= TASK BRIEF =
Return all lines in the material below that contain "Dünya".

Source data

■ ■ ■

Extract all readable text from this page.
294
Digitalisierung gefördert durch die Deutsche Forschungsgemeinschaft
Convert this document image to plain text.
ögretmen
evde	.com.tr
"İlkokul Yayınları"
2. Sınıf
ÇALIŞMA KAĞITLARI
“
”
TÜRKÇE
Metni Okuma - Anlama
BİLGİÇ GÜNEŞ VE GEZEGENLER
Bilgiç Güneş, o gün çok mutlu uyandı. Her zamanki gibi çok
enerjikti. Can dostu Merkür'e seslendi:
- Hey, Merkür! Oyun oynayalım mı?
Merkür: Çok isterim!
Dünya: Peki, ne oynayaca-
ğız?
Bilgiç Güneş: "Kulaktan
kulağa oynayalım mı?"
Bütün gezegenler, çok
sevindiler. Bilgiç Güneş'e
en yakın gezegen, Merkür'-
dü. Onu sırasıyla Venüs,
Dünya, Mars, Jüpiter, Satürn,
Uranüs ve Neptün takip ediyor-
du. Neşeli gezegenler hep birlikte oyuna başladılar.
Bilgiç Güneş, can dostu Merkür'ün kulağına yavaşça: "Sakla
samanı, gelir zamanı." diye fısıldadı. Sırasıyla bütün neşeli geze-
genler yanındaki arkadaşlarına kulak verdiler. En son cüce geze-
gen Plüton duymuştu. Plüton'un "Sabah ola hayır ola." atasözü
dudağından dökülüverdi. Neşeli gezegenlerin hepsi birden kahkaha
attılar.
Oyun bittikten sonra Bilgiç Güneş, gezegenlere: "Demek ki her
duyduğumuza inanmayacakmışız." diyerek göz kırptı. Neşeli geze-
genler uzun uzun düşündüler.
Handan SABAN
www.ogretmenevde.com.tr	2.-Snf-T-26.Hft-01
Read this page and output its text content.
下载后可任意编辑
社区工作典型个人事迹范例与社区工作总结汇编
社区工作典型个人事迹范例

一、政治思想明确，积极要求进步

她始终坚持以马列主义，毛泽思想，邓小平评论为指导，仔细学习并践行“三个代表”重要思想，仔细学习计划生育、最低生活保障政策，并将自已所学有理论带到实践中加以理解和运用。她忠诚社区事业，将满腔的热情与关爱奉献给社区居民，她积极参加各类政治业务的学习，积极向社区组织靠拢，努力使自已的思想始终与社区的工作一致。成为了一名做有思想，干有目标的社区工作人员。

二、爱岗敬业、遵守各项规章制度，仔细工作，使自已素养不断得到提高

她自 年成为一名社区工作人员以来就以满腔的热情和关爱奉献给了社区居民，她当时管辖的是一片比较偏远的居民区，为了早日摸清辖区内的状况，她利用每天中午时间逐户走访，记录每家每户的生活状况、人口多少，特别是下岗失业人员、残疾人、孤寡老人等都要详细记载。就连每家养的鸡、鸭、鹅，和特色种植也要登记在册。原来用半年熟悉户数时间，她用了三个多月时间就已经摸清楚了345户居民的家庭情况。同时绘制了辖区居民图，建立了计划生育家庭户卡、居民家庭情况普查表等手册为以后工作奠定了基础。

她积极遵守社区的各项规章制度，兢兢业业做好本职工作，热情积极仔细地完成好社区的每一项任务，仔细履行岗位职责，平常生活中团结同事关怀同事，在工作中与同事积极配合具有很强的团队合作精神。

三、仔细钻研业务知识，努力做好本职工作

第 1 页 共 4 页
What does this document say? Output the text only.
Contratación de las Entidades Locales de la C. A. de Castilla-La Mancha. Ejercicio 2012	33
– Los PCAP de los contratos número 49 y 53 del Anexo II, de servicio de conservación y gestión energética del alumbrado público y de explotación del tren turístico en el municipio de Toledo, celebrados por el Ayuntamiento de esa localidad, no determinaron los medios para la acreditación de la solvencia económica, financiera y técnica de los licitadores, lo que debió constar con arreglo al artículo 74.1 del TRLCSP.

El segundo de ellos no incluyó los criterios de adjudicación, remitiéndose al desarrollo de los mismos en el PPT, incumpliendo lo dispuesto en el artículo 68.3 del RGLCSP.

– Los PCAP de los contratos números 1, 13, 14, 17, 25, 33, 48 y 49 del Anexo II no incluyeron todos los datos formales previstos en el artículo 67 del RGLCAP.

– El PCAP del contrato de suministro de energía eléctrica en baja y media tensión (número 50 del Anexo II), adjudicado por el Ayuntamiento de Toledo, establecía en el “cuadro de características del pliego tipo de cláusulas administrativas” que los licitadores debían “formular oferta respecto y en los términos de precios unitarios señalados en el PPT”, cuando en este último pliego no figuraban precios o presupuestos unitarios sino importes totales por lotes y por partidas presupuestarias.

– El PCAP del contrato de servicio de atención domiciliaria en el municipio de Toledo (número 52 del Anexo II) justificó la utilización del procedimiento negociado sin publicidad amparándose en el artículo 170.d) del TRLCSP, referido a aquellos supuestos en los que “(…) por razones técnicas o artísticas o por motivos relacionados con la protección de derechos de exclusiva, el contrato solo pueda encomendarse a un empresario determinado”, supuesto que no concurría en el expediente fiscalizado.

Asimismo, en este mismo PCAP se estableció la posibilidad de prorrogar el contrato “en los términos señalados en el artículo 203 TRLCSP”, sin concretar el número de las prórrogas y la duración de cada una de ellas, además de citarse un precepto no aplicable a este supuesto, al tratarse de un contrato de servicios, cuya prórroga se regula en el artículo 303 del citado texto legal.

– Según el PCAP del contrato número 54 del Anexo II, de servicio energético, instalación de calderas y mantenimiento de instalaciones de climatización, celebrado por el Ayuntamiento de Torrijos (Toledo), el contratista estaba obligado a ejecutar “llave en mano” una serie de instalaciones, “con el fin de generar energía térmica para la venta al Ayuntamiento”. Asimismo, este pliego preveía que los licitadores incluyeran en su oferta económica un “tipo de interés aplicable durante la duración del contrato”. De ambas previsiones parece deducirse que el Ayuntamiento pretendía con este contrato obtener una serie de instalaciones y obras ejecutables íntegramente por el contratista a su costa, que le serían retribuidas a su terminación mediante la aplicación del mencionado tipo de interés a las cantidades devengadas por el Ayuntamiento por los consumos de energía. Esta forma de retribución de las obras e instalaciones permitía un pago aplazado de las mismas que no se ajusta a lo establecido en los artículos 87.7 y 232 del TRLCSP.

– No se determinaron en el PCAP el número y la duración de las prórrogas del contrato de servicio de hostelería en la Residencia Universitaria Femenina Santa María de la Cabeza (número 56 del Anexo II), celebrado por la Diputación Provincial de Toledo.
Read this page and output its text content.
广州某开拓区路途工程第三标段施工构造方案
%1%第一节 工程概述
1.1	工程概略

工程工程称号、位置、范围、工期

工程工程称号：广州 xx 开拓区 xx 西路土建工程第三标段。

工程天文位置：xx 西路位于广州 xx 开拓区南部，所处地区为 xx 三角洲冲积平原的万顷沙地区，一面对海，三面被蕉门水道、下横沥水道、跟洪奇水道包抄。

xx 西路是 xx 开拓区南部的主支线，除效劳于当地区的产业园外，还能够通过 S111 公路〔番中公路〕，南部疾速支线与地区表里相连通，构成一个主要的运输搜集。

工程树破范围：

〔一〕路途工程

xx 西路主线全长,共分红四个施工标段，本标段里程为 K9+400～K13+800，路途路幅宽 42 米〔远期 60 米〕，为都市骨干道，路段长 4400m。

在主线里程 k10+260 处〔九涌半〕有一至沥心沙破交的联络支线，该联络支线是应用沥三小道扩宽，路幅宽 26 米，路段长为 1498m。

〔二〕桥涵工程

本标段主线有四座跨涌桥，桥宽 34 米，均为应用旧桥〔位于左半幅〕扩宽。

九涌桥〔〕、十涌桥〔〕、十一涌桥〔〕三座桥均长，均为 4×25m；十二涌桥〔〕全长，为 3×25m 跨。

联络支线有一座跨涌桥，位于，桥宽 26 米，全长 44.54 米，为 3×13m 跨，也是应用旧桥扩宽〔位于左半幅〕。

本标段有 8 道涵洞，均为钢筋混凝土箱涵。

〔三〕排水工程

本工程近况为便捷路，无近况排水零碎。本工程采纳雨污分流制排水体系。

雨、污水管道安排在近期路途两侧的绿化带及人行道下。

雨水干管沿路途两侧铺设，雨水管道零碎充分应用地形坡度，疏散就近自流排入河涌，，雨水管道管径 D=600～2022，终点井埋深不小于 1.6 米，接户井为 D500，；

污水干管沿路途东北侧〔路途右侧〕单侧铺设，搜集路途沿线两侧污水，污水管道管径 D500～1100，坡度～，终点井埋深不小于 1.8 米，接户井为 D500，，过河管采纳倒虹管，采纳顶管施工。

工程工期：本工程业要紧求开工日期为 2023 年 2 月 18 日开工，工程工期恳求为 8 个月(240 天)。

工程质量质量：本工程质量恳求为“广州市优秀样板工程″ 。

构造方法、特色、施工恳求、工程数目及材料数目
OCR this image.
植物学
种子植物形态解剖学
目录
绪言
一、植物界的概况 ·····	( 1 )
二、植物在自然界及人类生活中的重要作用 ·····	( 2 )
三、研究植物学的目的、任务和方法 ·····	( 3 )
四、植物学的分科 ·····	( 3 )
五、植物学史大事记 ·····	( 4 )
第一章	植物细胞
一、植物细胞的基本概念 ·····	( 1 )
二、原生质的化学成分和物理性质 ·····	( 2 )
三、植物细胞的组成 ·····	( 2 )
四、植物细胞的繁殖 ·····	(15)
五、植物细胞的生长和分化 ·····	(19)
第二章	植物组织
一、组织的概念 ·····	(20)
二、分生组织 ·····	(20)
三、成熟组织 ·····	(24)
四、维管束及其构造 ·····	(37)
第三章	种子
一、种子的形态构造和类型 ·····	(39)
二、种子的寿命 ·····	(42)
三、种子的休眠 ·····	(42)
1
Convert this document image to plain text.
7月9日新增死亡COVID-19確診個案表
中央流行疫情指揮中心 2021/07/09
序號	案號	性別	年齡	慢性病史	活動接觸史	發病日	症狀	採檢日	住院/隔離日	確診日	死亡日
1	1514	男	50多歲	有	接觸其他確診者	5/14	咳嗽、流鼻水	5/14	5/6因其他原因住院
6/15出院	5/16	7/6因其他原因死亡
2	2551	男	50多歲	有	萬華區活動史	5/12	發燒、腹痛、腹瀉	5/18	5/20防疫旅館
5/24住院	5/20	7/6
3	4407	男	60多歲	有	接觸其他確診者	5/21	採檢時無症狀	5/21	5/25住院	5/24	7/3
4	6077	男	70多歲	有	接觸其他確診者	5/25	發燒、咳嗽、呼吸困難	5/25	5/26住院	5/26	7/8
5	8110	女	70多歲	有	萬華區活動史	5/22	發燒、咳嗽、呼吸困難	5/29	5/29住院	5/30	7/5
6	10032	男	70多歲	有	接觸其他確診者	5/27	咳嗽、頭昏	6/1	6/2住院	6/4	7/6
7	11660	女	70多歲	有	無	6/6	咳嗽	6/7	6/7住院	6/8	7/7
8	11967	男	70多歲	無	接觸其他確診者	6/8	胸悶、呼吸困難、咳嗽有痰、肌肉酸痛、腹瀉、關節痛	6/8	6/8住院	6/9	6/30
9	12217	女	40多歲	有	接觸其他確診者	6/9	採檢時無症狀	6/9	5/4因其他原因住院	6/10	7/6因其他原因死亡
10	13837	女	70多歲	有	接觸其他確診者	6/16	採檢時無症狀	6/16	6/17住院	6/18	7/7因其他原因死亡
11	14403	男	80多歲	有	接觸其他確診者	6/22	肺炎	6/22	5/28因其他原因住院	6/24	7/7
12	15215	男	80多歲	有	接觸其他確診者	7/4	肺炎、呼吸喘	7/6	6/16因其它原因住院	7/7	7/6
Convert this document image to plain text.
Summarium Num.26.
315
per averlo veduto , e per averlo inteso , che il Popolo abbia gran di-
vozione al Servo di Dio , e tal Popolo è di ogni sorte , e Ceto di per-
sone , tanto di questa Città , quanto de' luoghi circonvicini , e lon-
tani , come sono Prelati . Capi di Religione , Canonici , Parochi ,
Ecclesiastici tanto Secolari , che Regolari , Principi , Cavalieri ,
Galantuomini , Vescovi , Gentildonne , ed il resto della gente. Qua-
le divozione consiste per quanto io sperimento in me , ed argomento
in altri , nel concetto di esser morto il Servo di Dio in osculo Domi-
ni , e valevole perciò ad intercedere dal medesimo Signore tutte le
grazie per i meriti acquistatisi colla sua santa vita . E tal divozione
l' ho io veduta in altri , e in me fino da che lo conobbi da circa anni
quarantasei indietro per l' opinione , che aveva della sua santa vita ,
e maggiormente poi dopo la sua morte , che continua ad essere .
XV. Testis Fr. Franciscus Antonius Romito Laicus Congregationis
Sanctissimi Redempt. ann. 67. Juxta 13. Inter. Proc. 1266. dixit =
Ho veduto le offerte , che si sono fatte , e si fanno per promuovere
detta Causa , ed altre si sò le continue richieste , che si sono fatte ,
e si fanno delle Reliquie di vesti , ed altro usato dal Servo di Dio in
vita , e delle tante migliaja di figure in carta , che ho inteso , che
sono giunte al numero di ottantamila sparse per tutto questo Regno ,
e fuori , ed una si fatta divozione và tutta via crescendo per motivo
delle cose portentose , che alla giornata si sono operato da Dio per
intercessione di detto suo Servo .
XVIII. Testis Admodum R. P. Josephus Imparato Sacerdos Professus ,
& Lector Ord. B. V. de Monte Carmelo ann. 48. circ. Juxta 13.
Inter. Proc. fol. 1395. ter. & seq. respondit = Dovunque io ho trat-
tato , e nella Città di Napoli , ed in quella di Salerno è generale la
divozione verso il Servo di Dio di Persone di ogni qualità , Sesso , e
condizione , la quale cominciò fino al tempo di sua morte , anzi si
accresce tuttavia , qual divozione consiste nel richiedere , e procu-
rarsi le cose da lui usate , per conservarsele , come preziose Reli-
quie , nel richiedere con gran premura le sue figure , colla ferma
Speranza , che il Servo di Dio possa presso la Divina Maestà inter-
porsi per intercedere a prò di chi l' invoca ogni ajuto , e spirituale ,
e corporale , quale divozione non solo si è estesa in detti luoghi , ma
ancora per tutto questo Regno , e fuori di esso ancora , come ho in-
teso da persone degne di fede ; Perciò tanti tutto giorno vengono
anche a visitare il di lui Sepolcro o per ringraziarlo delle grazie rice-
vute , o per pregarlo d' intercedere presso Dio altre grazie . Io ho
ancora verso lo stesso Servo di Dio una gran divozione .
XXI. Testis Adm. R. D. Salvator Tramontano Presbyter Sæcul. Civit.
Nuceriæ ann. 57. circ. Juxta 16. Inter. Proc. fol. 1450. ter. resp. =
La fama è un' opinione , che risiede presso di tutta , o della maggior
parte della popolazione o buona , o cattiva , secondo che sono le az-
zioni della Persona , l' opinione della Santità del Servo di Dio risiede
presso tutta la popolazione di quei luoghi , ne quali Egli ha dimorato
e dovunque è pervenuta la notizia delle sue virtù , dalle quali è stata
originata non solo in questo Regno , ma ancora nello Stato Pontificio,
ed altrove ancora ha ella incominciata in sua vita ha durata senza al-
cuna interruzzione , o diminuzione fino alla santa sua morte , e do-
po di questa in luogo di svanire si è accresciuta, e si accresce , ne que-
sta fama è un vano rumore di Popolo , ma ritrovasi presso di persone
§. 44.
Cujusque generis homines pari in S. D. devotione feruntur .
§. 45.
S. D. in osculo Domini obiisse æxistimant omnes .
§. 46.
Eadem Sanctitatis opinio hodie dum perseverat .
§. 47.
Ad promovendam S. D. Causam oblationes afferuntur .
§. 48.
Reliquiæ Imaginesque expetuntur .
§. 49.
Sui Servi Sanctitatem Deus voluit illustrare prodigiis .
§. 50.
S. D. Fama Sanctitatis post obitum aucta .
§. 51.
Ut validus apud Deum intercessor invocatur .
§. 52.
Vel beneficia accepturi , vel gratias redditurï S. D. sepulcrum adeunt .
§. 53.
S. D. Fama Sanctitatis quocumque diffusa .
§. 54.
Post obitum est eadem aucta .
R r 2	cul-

■ ■ ■

= FULL OUTPUT =
Dünya: Peki, ne oynayaca-
Dünya, Mars, Jüpiter, Satürn,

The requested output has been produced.